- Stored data
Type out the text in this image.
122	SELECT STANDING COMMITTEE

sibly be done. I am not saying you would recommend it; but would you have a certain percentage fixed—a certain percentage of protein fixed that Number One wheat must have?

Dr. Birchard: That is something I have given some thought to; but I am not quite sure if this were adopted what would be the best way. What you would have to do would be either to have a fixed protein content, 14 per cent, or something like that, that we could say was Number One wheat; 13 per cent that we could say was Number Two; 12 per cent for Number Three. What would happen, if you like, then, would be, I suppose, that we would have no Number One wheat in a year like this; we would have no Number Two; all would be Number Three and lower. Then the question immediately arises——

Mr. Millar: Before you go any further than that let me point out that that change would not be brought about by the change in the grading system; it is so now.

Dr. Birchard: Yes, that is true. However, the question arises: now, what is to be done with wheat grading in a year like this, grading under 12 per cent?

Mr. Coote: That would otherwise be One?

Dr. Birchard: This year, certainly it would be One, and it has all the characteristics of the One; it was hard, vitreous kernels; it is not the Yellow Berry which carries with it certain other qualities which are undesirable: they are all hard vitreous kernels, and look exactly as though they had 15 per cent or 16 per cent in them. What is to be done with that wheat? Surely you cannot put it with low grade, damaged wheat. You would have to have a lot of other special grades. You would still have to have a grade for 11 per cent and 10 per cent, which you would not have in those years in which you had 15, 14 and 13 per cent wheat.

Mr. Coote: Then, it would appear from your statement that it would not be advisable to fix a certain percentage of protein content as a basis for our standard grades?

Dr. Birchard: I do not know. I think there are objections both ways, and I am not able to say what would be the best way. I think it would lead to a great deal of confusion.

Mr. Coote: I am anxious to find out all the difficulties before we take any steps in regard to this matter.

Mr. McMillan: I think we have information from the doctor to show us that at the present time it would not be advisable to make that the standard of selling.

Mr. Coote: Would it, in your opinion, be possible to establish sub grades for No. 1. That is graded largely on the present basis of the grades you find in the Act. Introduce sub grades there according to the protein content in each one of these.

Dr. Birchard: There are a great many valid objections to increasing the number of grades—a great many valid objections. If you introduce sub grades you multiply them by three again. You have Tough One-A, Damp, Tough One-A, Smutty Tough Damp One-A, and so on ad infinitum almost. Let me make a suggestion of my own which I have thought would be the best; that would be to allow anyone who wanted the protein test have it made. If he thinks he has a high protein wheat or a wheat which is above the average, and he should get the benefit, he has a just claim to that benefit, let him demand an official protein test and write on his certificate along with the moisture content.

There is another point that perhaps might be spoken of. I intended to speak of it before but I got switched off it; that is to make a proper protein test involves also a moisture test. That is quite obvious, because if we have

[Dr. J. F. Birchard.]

- WHAT TO PRODUCE
Every entry must appear in the answer, reproduced exactly.

- RESULT OF THIS TASK
Type out the text in this image.
122	SELECT STANDING COMMITTEE

sibly be done. I am not saying you would recommend it; but would you have a certain percentage fixed—a certain percentage of protein fixed that Number One wheat must have?

Dr. Birchard: That is something I have given some thought to; but I am not quite sure if this were adopted what would be the best way. What you would have to do would be either to have a fixed protein content, 14 per cent, or something like that, that we could say was Number One wheat; 13 per cent that we could say was Number Two; 12 per cent for Number Three. What would happen, if you like, then, would be, I suppose, that we would have no Number One wheat in a year like this; we would have no Number Two; all would be Number Three and lower. Then the question immediately arises——

Mr. Millar: Before you go any further than that let me point out that that change would not be brought about by the change in the grading system; it is so now.

Dr. Birchard: Yes, that is true. However, the question arises: now, what is to be done with wheat grading in a year like this, grading under 12 per cent?

Mr. Coote: That would otherwise be One?

Dr. Birchard: This year, certainly it would be One, and it has all the characteristics of the One; it was hard, vitreous kernels; it is not the Yellow Berry which carries with it certain other qualities which are undesirable: they are all hard vitreous kernels, and look exactly as though they had 15 per cent or 16 per cent in them. What is to be done with that wheat? Surely you cannot put it with low grade, damaged wheat. You would have to have a lot of other special grades. You would still have to have a grade for 11 per cent and 10 per cent, which you would not have in those years in which you had 15, 14 and 13 per cent wheat.

Mr. Coote: Then, it would appear from your statement that it would not be advisable to fix a certain percentage of protein content as a basis for our standard grades?

Dr. Birchard: I do not know. I think there are objections both ways, and I am not able to say what would be the best way. I think it would lead to a great deal of confusion.

Mr. Coote: I am anxious to find out all the difficulties before we take any steps in regard to this matter.

Mr. McMillan: I think we have information from the doctor to show us that at the present time it would not be advisable to make that the standard of selling.

Mr. Coote: Would it, in your opinion, be possible to establish sub grades for No. 1. That is graded largely on the present basis of the grades you find in the Act. Introduce sub grades there according to the protein content in each one of these.

Dr. Birchard: There are a great many valid objections to increasing the number of grades—a great many valid objections. If you introduce sub grades you multiply them by three again. You have Tough One-A, Damp, Tough One-A, Smutty Tough Damp One-A, and so on ad infinitum almost. Let me make a suggestion of my own which I have thought would be the best; that would be to allow anyone who wanted the protein test have it made. If he thinks he has a high protein wheat or a wheat which is above the average, and he should get the benefit, he has a just claim to that benefit, let him demand an official protein test and write on his certificate along with the moisture content.

There is another point that perhaps might be spoken of. I intended to speak of it before but I got switched off it; that is to make a proper protein test involves also a moisture test. That is quite obvious, because if we have

[Dr. J. F. Birchard.]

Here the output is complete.